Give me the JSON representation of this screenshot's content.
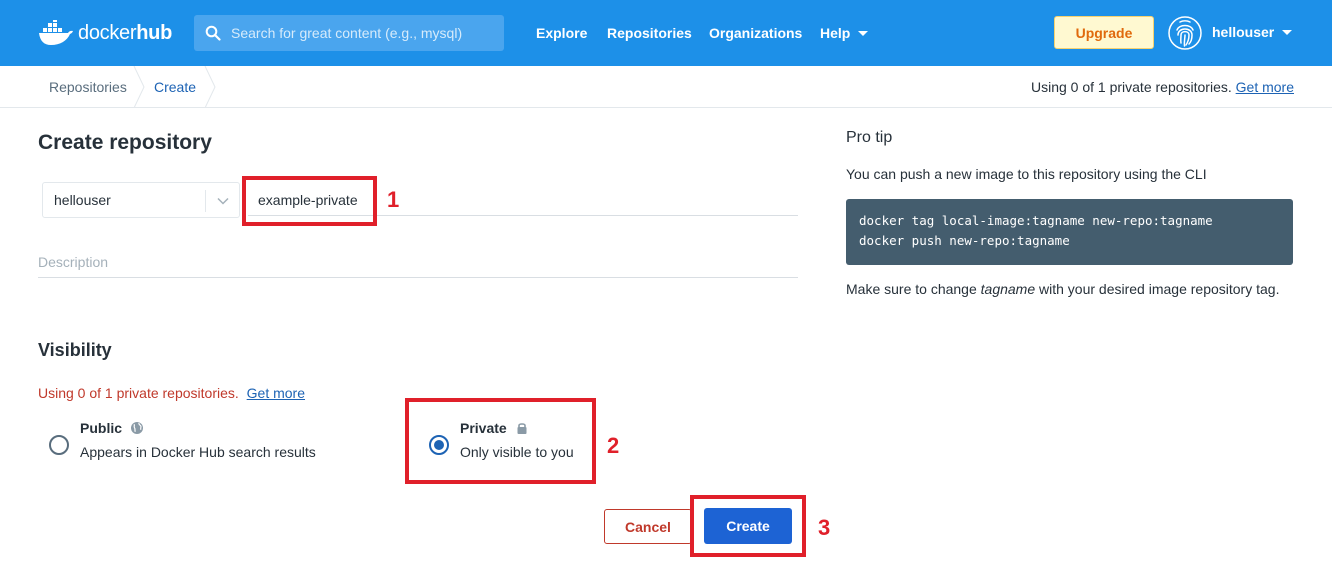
{
  "header": {
    "logo_text_light": "docker",
    "logo_text_bold": "hub",
    "search_placeholder": "Search for great content (e.g., mysql)",
    "nav": {
      "explore": "Explore",
      "repositories": "Repositories",
      "organizations": "Organizations",
      "help": "Help"
    },
    "upgrade_label": "Upgrade",
    "username": "hellouser"
  },
  "breadcrumb": {
    "items": [
      "Repositories",
      "Create"
    ],
    "quota_text": "Using 0 of 1 private repositories.",
    "quota_link": "Get more"
  },
  "form": {
    "title": "Create repository",
    "namespace": "hellouser",
    "repo_name": "example-private",
    "description_placeholder": "Description",
    "visibility_title": "Visibility",
    "quota_warning": "Using 0 of 1 private repositories.",
    "quota_warning_link": "Get more",
    "options": {
      "public": {
        "title": "Public",
        "subtitle": "Appears in Docker Hub search results",
        "selected": false
      },
      "private": {
        "title": "Private",
        "subtitle": "Only visible to you",
        "selected": true
      }
    },
    "cancel_label": "Cancel",
    "create_label": "Create"
  },
  "annotations": {
    "step_1": "1",
    "step_2": "2",
    "step_3": "3"
  },
  "pro_tip": {
    "title": "Pro tip",
    "text": "You can push a new image to this repository using the CLI",
    "code_line_1": "docker tag local-image:tagname new-repo:tagname",
    "code_line_2": "docker push new-repo:tagname",
    "note_before": "Make sure to change ",
    "note_em": "tagname",
    "note_after": " with your desired image repository tag."
  },
  "colors": {
    "header_bg": "#1d90e8",
    "primary": "#1d63d4",
    "danger": "#c0392b",
    "annotation": "#e0202a",
    "code_bg": "#445d6e"
  },
  "icons": {
    "logo": "docker-whale-icon",
    "search": "search-icon",
    "avatar": "fingerprint-icon",
    "public": "globe-icon",
    "private": "lock-icon"
  }
}
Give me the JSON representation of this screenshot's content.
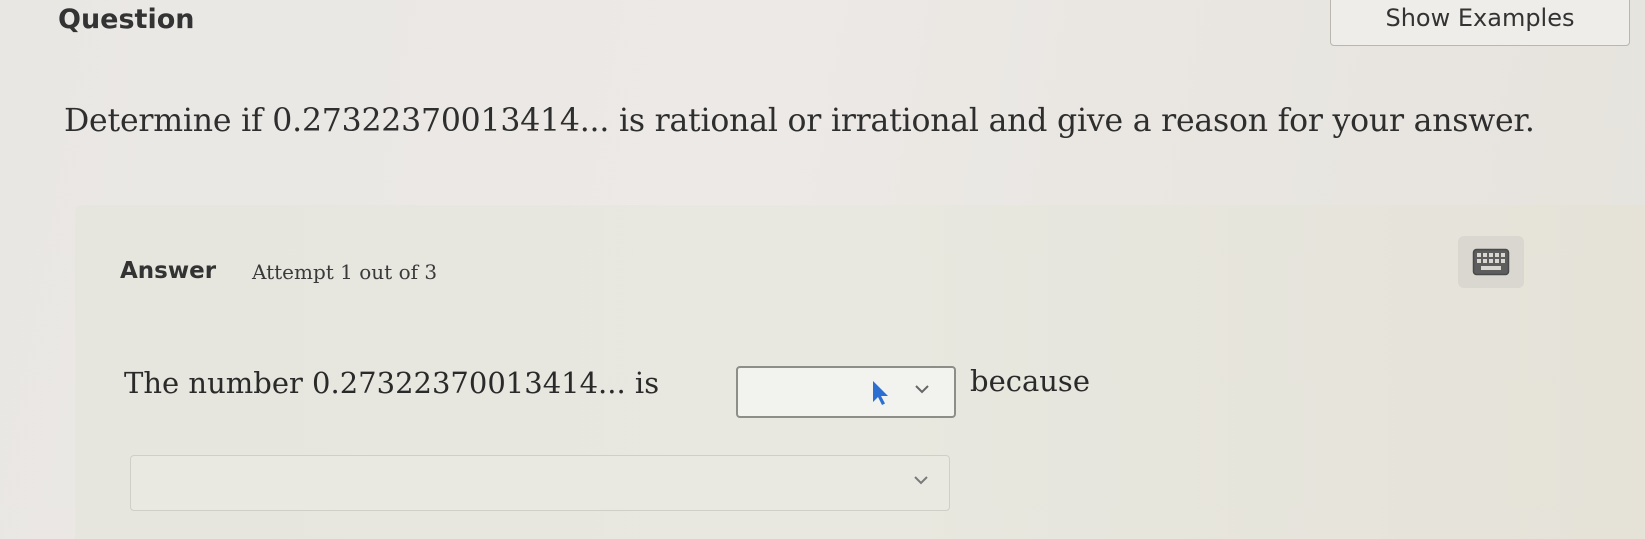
{
  "header": {
    "title": "Question",
    "show_examples_label": "Show Examples"
  },
  "question": {
    "text": "Determine if 0.27322370013414... is rational or irrational and give a reason for your answer."
  },
  "answer": {
    "label": "Answer",
    "attempt": "Attempt 1 out of 3",
    "sentence_start": "The number 0.27322370013414... is",
    "choice_value": "",
    "sentence_end": "because",
    "reason_value": ""
  },
  "icons": {
    "keyboard": "keyboard-icon",
    "cursor": "mouse-pointer-icon",
    "chevron": "chevron-down-icon"
  },
  "colors": {
    "background": "#ebe8e5",
    "panel": "#e7e7df",
    "cursor": "#2a6fd1"
  }
}
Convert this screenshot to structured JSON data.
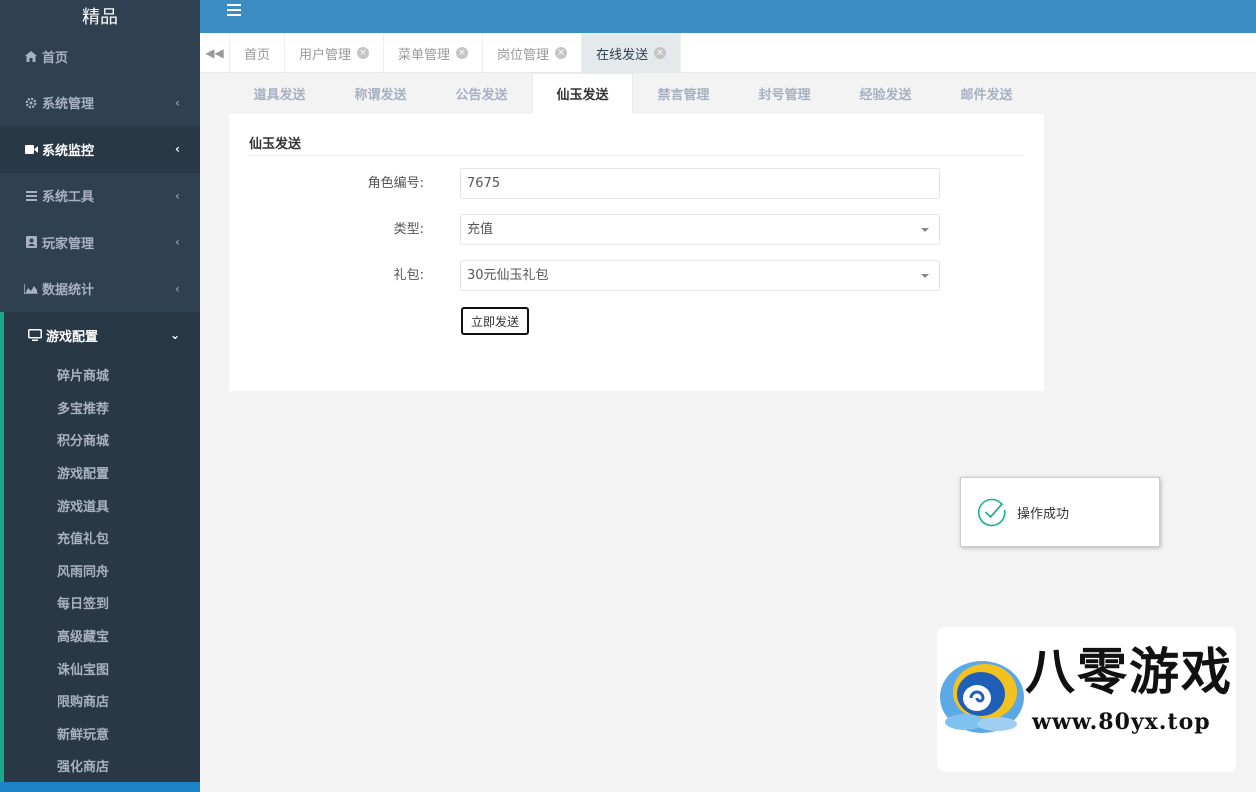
{
  "app": {
    "logo_text": "精品"
  },
  "sidebar": {
    "items": [
      {
        "label": "首页",
        "icon": "home-icon"
      },
      {
        "label": "系统管理",
        "icon": "gear-icon"
      },
      {
        "label": "系统监控",
        "icon": "video-camera-icon"
      },
      {
        "label": "系统工具",
        "icon": "bars-icon"
      },
      {
        "label": "玩家管理",
        "icon": "user-card-icon"
      },
      {
        "label": "数据统计",
        "icon": "area-chart-icon"
      },
      {
        "label": "游戏配置",
        "icon": "desktop-icon"
      }
    ],
    "submenu": [
      "碎片商城",
      "多宝推荐",
      "积分商城",
      "游戏配置",
      "游戏道具",
      "充值礼包",
      "风雨同舟",
      "每日签到",
      "高级藏宝",
      "诛仙宝图",
      "限购商店",
      "新鲜玩意",
      "强化商店"
    ]
  },
  "tabs": [
    {
      "label": "首页"
    },
    {
      "label": "用户管理"
    },
    {
      "label": "菜单管理"
    },
    {
      "label": "岗位管理"
    },
    {
      "label": "在线发送"
    }
  ],
  "subtabs": [
    "道具发送",
    "称谓发送",
    "公告发送",
    "仙玉发送",
    "禁言管理",
    "封号管理",
    "经验发送",
    "邮件发送"
  ],
  "form": {
    "title": "仙玉发送",
    "role_id_label": "角色编号:",
    "role_id_value": "7675",
    "type_label": "类型:",
    "type_value": "充值",
    "gift_label": "礼包:",
    "gift_value": "30元仙玉礼包",
    "submit_label": "立即发送"
  },
  "toast": {
    "message": "操作成功",
    "icon": "check-circle-icon",
    "color": "#1ab394"
  },
  "watermark": {
    "brand": "八零游戏",
    "url": "www.80yx.top"
  },
  "colors": {
    "sidebar": "#2f4050",
    "topbar": "#3b8dc4",
    "accent": "#19aa8d"
  }
}
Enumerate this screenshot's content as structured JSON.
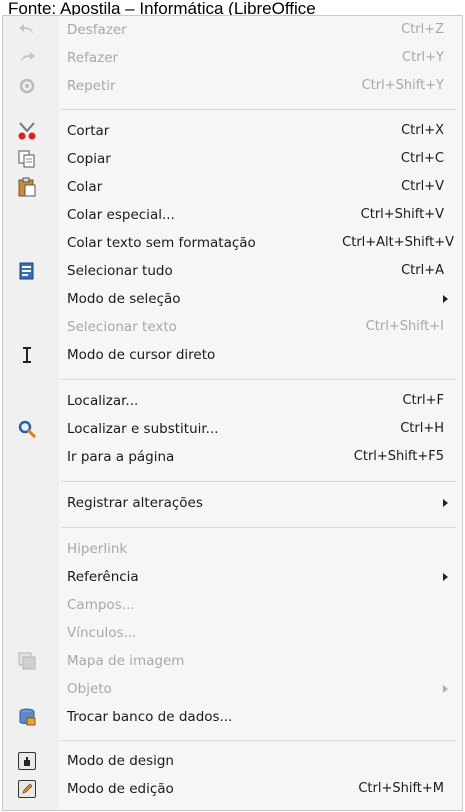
{
  "caption": "Fonte: Apostila – Informática (LibreOffice",
  "menu": {
    "items": [
      {
        "label": "Desfazer",
        "shortcut": "Ctrl+Z"
      },
      {
        "label": "Refazer",
        "shortcut": "Ctrl+Y"
      },
      {
        "label": "Repetir",
        "shortcut": "Ctrl+Shift+Y"
      },
      {
        "label": "Cortar",
        "shortcut": "Ctrl+X"
      },
      {
        "label": "Copiar",
        "shortcut": "Ctrl+C"
      },
      {
        "label": "Colar",
        "shortcut": "Ctrl+V"
      },
      {
        "label": "Colar especial...",
        "shortcut": "Ctrl+Shift+V"
      },
      {
        "label": "Colar texto sem formatação",
        "shortcut": "Ctrl+Alt+Shift+V"
      },
      {
        "label": "Selecionar tudo",
        "shortcut": "Ctrl+A"
      },
      {
        "label": "Modo de seleção",
        "shortcut": ""
      },
      {
        "label": "Selecionar texto",
        "shortcut": "Ctrl+Shift+I"
      },
      {
        "label": "Modo de cursor direto",
        "shortcut": ""
      },
      {
        "label": "Localizar...",
        "shortcut": "Ctrl+F"
      },
      {
        "label": "Localizar e substituir...",
        "shortcut": "Ctrl+H"
      },
      {
        "label": "Ir para a página",
        "shortcut": "Ctrl+Shift+F5"
      },
      {
        "label": "Registrar alterações",
        "shortcut": ""
      },
      {
        "label": "Hiperlink",
        "shortcut": ""
      },
      {
        "label": "Referência",
        "shortcut": ""
      },
      {
        "label": "Campos...",
        "shortcut": ""
      },
      {
        "label": "Vínculos...",
        "shortcut": ""
      },
      {
        "label": "Mapa de imagem",
        "shortcut": ""
      },
      {
        "label": "Objeto",
        "shortcut": ""
      },
      {
        "label": "Trocar banco de dados...",
        "shortcut": ""
      },
      {
        "label": "Modo de design",
        "shortcut": ""
      },
      {
        "label": "Modo de edição",
        "shortcut": "Ctrl+Shift+M"
      }
    ]
  }
}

#### Exercise:
Your task is to repeat the data above exactly while excluding the pictures.

#### Problem solution:
Give me the JSON representation of this screenshot's content.
{
  "header": {
    "logo_text_light": "docker",
    "logo_text_bold": "hub",
    "search_placeholder": "Search for great content (e.g., mysql)",
    "nav": {
      "explore": "Explore",
      "repositories": "Repositories",
      "organizations": "Organizations",
      "help": "Help"
    },
    "upgrade_label": "Upgrade",
    "username": "hellouser"
  },
  "breadcrumb": {
    "items": [
      "Repositories",
      "Create"
    ],
    "quota_text": "Using 0 of 1 private repositories.",
    "quota_link": "Get more"
  },
  "form": {
    "title": "Create repository",
    "namespace": "hellouser",
    "repo_name": "example-private",
    "description_placeholder": "Description",
    "visibility_title": "Visibility",
    "quota_warning": "Using 0 of 1 private repositories.",
    "quota_warning_link": "Get more",
    "options": {
      "public": {
        "title": "Public",
        "subtitle": "Appears in Docker Hub search results",
        "selected": false
      },
      "private": {
        "title": "Private",
        "subtitle": "Only visible to you",
        "selected": true
      }
    },
    "cancel_label": "Cancel",
    "create_label": "Create"
  },
  "annotations": {
    "step_1": "1",
    "step_2": "2",
    "step_3": "3"
  },
  "pro_tip": {
    "title": "Pro tip",
    "text": "You can push a new image to this repository using the CLI",
    "code_line_1": "docker tag local-image:tagname new-repo:tagname",
    "code_line_2": "docker push new-repo:tagname",
    "note_before": "Make sure to change ",
    "note_em": "tagname",
    "note_after": " with your desired image repository tag."
  },
  "colors": {
    "header_bg": "#1d90e8",
    "primary": "#1d63d4",
    "danger": "#c0392b",
    "annotation": "#e0202a",
    "code_bg": "#445d6e"
  },
  "icons": {
    "logo": "docker-whale-icon",
    "search": "search-icon",
    "avatar": "fingerprint-icon",
    "public": "globe-icon",
    "private": "lock-icon"
  }
}
Give me the JSON representation of this screenshot's content.
{
  "header": {
    "title": "Question",
    "show_examples_label": "Show Examples"
  },
  "question": {
    "text": "Determine if 0.27322370013414... is rational or irrational and give a reason for your answer."
  },
  "answer": {
    "label": "Answer",
    "attempt": "Attempt 1 out of 3",
    "sentence_start": "The number 0.27322370013414... is",
    "choice_value": "",
    "sentence_end": "because",
    "reason_value": ""
  },
  "icons": {
    "keyboard": "keyboard-icon",
    "cursor": "mouse-pointer-icon",
    "chevron": "chevron-down-icon"
  },
  "colors": {
    "background": "#ebe8e5",
    "panel": "#e7e7df",
    "cursor": "#2a6fd1"
  }
}
Convert this screenshot to structured JSON data.
{
  "app": {
    "logo_text": "精品"
  },
  "sidebar": {
    "items": [
      {
        "label": "首页",
        "icon": "home-icon"
      },
      {
        "label": "系统管理",
        "icon": "gear-icon"
      },
      {
        "label": "系统监控",
        "icon": "video-camera-icon"
      },
      {
        "label": "系统工具",
        "icon": "bars-icon"
      },
      {
        "label": "玩家管理",
        "icon": "user-card-icon"
      },
      {
        "label": "数据统计",
        "icon": "area-chart-icon"
      },
      {
        "label": "游戏配置",
        "icon": "desktop-icon"
      }
    ],
    "submenu": [
      "碎片商城",
      "多宝推荐",
      "积分商城",
      "游戏配置",
      "游戏道具",
      "充值礼包",
      "风雨同舟",
      "每日签到",
      "高级藏宝",
      "诛仙宝图",
      "限购商店",
      "新鲜玩意",
      "强化商店"
    ]
  },
  "tabs": [
    {
      "label": "首页"
    },
    {
      "label": "用户管理"
    },
    {
      "label": "菜单管理"
    },
    {
      "label": "岗位管理"
    },
    {
      "label": "在线发送"
    }
  ],
  "subtabs": [
    "道具发送",
    "称谓发送",
    "公告发送",
    "仙玉发送",
    "禁言管理",
    "封号管理",
    "经验发送",
    "邮件发送"
  ],
  "form": {
    "title": "仙玉发送",
    "role_id_label": "角色编号:",
    "role_id_value": "7675",
    "type_label": "类型:",
    "type_value": "充值",
    "gift_label": "礼包:",
    "gift_value": "30元仙玉礼包",
    "submit_label": "立即发送"
  },
  "toast": {
    "message": "操作成功",
    "icon": "check-circle-icon",
    "color": "#1ab394"
  },
  "watermark": {
    "brand": "八零游戏",
    "url": "www.80yx.top"
  },
  "colors": {
    "sidebar": "#2f4050",
    "topbar": "#3b8dc4",
    "accent": "#19aa8d"
  }
}
Enumerate this screenshot's content as structured JSON.
{
  "caption": "Fonte: Apostila – Informática (LibreOffice",
  "menu": {
    "items": [
      {
        "label": "Desfazer",
        "shortcut": "Ctrl+Z"
      },
      {
        "label": "Refazer",
        "shortcut": "Ctrl+Y"
      },
      {
        "label": "Repetir",
        "shortcut": "Ctrl+Shift+Y"
      },
      {
        "label": "Cortar",
        "shortcut": "Ctrl+X"
      },
      {
        "label": "Copiar",
        "shortcut": "Ctrl+C"
      },
      {
        "label": "Colar",
        "shortcut": "Ctrl+V"
      },
      {
        "label": "Colar especial...",
        "shortcut": "Ctrl+Shift+V"
      },
      {
        "label": "Colar texto sem formatação",
        "shortcut": "Ctrl+Alt+Shift+V"
      },
      {
        "label": "Selecionar tudo",
        "shortcut": "Ctrl+A"
      },
      {
        "label": "Modo de seleção",
        "shortcut": ""
      },
      {
        "label": "Selecionar texto",
        "shortcut": "Ctrl+Shift+I"
      },
      {
        "label": "Modo de cursor direto",
        "shortcut": ""
      },
      {
        "label": "Localizar...",
        "shortcut": "Ctrl+F"
      },
      {
        "label": "Localizar e substituir...",
        "shortcut": "Ctrl+H"
      },
      {
        "label": "Ir para a página",
        "shortcut": "Ctrl+Shift+F5"
      },
      {
        "label": "Registrar alterações",
        "shortcut": ""
      },
      {
        "label": "Hiperlink",
        "shortcut": ""
      },
      {
        "label": "Referência",
        "shortcut": ""
      },
      {
        "label": "Campos...",
        "shortcut": ""
      },
      {
        "label": "Vínculos...",
        "shortcut": ""
      },
      {
        "label": "Mapa de imagem",
        "shortcut": ""
      },
      {
        "label": "Objeto",
        "shortcut": ""
      },
      {
        "label": "Trocar banco de dados...",
        "shortcut": ""
      },
      {
        "label": "Modo de design",
        "shortcut": ""
      },
      {
        "label": "Modo de edição",
        "shortcut": "Ctrl+Shift+M"
      }
    ]
  }
}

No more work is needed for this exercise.